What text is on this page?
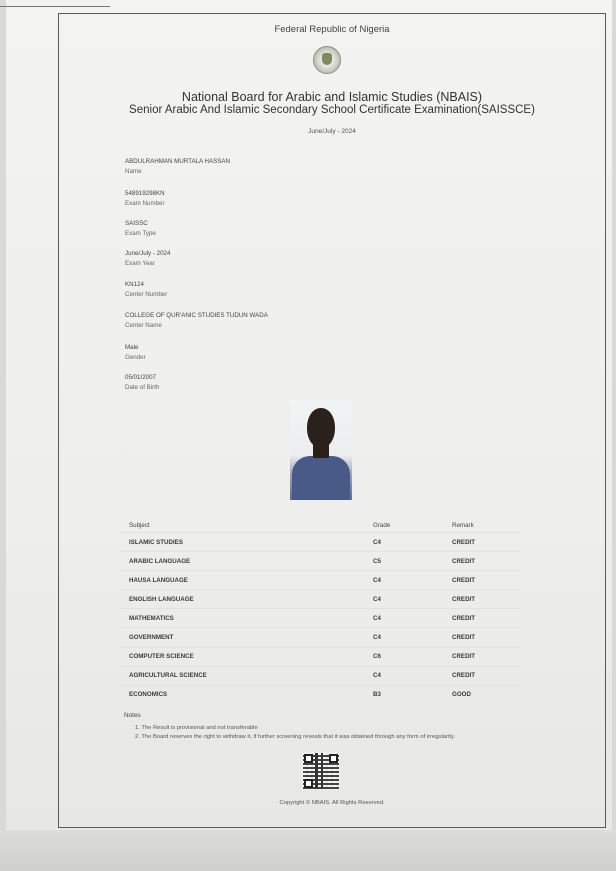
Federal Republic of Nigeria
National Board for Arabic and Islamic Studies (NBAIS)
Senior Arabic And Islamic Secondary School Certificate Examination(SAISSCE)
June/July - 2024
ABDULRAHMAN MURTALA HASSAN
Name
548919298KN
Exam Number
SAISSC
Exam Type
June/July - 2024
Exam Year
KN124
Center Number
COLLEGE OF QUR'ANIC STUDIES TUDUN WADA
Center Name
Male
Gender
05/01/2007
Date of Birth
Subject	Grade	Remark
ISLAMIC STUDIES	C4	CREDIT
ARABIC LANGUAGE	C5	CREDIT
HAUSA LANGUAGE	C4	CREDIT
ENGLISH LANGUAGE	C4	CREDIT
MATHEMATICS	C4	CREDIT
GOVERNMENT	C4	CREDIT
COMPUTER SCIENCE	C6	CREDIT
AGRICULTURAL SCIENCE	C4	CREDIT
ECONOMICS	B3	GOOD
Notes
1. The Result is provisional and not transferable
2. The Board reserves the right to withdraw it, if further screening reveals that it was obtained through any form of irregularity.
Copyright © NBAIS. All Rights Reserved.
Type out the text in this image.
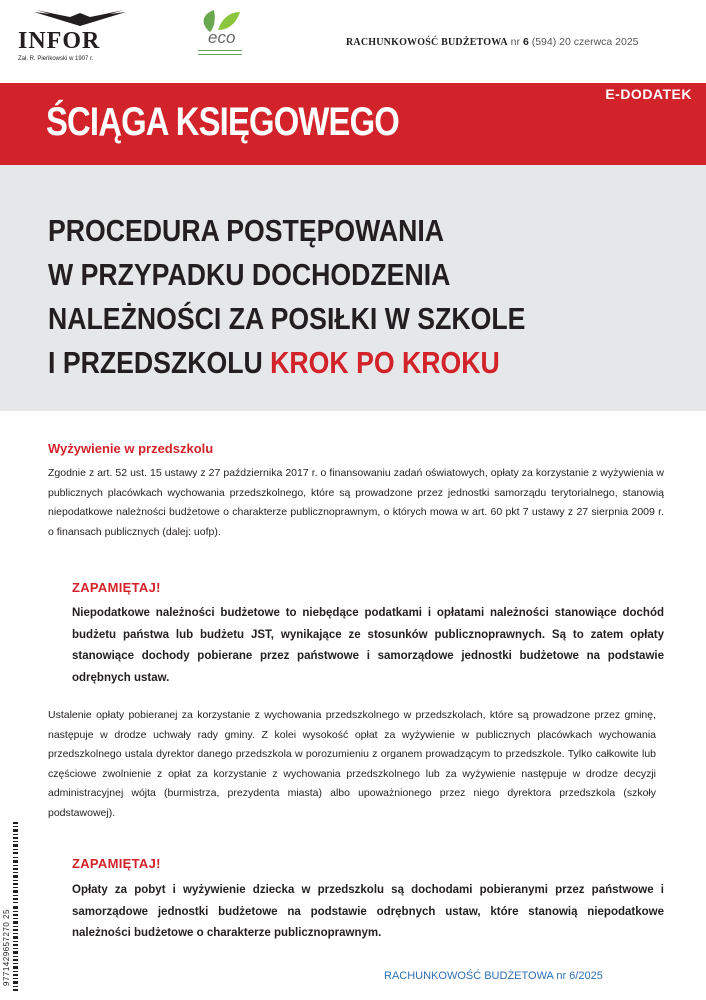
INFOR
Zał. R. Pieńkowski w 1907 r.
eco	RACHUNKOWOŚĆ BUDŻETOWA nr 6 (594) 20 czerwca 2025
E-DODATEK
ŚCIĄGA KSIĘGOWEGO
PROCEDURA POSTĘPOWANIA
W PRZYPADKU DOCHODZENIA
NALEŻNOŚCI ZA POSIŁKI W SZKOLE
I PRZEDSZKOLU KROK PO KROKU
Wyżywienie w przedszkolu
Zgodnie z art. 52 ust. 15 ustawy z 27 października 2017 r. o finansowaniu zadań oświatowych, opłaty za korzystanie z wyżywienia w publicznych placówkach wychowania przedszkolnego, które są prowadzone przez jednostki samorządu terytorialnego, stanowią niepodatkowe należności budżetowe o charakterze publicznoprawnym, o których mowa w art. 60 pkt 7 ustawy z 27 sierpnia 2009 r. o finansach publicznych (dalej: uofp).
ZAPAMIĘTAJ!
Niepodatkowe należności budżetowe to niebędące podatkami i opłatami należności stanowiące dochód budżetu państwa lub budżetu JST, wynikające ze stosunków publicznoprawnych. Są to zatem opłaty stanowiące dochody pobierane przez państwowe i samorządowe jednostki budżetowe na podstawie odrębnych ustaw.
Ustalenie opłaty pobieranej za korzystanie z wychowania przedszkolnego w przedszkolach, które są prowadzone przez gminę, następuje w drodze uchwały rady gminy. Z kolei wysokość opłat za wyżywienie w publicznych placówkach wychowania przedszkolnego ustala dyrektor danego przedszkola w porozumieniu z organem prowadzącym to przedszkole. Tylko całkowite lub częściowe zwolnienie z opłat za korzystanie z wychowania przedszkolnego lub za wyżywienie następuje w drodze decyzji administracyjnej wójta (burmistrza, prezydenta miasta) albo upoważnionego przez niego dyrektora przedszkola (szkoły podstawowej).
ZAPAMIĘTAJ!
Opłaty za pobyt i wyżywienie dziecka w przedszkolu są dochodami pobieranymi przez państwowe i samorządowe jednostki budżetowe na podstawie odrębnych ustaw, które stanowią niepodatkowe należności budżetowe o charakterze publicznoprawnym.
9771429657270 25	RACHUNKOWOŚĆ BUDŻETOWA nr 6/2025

== == ==

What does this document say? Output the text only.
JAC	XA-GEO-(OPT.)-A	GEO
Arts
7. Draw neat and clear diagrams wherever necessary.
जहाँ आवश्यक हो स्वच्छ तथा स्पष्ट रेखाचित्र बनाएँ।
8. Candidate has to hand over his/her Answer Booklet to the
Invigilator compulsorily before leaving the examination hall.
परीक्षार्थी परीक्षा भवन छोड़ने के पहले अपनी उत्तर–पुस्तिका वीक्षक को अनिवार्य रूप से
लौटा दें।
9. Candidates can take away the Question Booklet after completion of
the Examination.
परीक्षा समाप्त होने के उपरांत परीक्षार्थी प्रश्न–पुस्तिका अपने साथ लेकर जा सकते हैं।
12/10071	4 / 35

== == ==

**Required task:** Look over the listing. Pull out every line with the string "Board" in it.

**Result of this task:**
National Board for Arabic and Islamic Studies (NBAIS)
2. The Board reserves the right to withdraw it, if further screening reveals that it was obtained through any form of irregularity.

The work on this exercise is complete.